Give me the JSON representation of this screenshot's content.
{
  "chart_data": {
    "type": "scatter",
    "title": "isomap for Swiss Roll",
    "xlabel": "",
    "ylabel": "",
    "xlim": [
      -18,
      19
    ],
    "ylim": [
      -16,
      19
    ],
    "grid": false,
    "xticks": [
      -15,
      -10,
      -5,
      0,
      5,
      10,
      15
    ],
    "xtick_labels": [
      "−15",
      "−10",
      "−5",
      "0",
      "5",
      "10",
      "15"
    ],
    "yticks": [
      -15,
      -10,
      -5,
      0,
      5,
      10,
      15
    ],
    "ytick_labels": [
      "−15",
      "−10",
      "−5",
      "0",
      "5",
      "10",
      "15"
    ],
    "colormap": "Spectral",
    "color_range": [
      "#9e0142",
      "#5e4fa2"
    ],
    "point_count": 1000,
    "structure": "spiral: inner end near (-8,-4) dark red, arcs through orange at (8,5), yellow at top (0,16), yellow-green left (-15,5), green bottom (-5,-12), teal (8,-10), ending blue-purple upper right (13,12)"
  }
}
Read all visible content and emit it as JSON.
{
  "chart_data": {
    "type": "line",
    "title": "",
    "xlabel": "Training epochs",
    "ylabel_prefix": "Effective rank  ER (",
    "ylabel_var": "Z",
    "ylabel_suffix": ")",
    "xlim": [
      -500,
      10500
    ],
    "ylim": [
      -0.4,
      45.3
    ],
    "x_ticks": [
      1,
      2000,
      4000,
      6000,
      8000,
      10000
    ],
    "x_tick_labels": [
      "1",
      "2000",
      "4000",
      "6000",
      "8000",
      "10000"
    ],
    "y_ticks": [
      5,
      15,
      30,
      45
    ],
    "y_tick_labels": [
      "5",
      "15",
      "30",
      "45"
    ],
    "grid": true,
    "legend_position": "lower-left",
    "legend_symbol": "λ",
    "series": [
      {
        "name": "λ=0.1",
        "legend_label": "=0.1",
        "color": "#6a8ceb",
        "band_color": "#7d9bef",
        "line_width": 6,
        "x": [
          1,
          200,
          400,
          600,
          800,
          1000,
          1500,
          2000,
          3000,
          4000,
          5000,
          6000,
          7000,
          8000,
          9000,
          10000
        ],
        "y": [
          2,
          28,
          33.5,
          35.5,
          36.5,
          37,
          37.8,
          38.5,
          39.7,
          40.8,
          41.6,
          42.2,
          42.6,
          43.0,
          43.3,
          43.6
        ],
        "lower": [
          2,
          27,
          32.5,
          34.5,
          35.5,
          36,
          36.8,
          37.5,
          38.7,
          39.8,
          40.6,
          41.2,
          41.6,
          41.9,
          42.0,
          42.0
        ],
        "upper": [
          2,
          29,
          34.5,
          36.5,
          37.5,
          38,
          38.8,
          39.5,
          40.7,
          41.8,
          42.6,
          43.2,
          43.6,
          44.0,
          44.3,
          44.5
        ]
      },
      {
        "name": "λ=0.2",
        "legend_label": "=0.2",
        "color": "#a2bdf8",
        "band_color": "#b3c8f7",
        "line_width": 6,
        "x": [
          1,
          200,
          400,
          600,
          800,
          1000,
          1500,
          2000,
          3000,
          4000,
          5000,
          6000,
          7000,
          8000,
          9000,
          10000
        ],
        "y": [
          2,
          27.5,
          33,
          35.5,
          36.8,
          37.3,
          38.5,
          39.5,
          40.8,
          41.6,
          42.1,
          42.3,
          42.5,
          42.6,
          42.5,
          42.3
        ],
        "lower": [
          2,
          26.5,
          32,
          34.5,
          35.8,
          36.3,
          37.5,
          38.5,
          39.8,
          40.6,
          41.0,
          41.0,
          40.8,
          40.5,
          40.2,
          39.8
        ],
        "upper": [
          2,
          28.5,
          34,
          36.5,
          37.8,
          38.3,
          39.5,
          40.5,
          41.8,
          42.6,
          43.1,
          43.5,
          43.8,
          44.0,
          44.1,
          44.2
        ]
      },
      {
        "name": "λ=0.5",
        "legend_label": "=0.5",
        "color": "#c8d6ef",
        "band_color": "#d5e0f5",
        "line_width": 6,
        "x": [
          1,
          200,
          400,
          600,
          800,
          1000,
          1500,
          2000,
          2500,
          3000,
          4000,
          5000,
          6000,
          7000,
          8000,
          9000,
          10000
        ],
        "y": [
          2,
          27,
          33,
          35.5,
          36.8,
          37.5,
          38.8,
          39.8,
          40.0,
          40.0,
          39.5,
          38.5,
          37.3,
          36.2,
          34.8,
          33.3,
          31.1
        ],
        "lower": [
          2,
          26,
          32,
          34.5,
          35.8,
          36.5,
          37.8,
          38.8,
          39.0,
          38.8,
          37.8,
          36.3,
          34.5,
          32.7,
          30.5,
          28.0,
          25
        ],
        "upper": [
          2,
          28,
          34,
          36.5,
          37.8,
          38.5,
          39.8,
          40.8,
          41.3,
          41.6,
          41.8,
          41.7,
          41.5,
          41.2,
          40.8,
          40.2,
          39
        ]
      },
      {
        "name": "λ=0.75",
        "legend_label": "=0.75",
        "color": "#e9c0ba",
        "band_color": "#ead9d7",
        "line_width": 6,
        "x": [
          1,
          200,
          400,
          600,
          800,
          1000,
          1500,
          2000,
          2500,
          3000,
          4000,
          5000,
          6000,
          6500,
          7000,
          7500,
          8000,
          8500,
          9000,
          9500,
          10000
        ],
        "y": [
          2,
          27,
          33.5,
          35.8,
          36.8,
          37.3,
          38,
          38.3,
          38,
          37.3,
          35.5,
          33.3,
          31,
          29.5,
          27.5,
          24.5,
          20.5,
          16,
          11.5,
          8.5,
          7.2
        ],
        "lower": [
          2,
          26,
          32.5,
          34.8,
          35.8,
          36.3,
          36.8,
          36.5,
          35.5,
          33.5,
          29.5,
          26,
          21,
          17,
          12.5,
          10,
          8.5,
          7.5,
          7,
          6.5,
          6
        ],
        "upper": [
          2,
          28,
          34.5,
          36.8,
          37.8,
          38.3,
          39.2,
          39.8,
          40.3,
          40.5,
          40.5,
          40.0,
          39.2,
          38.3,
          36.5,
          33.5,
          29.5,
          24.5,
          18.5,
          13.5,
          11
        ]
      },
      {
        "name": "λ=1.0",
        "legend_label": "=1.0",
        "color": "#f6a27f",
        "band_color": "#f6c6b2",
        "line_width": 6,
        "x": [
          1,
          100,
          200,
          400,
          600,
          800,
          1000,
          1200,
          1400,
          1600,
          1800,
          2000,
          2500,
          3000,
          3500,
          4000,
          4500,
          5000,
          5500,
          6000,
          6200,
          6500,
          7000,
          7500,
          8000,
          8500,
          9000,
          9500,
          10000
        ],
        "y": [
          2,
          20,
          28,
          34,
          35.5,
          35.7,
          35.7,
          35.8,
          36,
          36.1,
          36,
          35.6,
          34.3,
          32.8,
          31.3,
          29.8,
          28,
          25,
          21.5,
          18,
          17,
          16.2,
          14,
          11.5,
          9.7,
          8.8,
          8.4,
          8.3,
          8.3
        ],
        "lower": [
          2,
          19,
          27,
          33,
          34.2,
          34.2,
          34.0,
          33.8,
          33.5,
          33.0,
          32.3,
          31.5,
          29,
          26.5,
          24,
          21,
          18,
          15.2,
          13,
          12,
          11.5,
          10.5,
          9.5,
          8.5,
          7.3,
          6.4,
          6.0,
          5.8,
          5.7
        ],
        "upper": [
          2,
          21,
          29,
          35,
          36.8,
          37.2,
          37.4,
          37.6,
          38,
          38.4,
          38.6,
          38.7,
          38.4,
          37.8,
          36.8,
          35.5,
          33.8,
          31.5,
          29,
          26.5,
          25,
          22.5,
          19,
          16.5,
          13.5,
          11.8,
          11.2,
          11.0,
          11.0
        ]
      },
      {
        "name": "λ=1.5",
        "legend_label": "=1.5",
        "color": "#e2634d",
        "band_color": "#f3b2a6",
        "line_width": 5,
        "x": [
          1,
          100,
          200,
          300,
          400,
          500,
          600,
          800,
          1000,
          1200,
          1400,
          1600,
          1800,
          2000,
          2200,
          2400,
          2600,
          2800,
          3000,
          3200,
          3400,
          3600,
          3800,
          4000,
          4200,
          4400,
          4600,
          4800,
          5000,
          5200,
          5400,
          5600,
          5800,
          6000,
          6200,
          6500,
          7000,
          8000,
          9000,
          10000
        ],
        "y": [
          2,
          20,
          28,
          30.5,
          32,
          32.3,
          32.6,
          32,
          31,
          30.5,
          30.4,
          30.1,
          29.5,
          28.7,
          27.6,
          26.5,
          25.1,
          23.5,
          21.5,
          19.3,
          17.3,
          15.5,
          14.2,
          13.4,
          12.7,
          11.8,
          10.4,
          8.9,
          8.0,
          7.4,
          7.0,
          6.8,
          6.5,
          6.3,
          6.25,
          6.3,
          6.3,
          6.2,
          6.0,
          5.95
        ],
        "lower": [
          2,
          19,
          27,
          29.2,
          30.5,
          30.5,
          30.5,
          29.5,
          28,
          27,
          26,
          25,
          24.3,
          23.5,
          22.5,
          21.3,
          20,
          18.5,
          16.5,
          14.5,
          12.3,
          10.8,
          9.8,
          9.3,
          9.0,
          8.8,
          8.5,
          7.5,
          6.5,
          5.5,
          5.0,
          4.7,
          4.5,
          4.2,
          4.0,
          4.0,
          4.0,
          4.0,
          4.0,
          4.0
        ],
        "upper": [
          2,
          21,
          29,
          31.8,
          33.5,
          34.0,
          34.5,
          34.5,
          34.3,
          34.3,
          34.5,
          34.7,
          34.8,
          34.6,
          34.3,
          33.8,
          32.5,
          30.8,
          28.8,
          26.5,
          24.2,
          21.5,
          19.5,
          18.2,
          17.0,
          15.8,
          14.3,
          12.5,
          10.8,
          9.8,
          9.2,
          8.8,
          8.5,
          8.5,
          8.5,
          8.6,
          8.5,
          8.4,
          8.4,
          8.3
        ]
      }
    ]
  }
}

--- --- ---

Work required: Where a line of the entries contains the word "JSON", copy that line.

Result of this exercise:
Give me the JSON representation of this screenshot's content.
Read all visible content and emit it as JSON.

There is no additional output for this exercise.